The task - Count the lines below that contain the word "leur", and reply with only that number.

Input -
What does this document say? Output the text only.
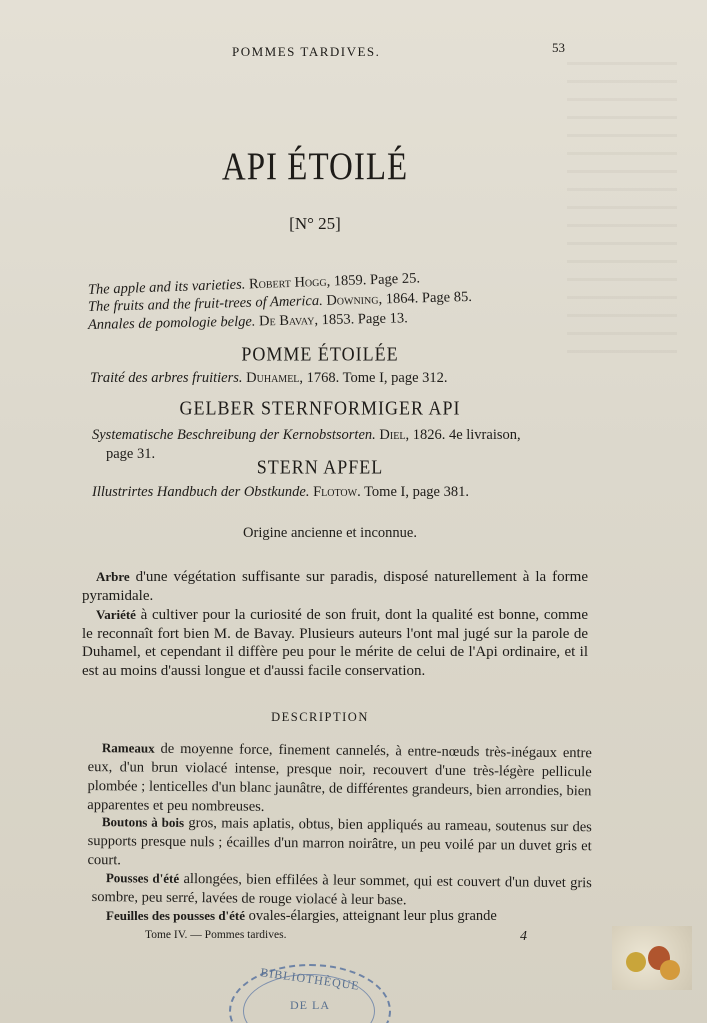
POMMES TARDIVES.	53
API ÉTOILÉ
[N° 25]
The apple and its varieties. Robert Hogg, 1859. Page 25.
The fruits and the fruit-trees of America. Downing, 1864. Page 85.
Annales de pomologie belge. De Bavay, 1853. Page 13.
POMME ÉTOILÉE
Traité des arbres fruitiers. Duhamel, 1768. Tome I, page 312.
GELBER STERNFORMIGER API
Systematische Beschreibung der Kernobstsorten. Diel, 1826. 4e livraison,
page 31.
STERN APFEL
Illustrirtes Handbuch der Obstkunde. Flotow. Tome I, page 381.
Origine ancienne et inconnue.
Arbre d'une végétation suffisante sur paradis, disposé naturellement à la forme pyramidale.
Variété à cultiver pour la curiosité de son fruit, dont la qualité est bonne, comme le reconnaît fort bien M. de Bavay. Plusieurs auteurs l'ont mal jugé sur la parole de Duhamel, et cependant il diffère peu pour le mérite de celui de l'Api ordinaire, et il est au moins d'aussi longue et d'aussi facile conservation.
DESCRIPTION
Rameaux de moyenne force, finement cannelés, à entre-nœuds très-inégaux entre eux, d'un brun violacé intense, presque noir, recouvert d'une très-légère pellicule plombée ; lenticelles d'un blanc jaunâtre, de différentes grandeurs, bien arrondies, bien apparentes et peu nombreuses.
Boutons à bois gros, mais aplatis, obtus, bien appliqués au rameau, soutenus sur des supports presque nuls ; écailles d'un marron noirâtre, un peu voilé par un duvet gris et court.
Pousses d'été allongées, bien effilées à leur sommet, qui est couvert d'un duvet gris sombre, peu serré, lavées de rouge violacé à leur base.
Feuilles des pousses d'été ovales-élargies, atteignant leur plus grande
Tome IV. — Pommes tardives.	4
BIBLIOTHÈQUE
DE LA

Result for this exercise - 2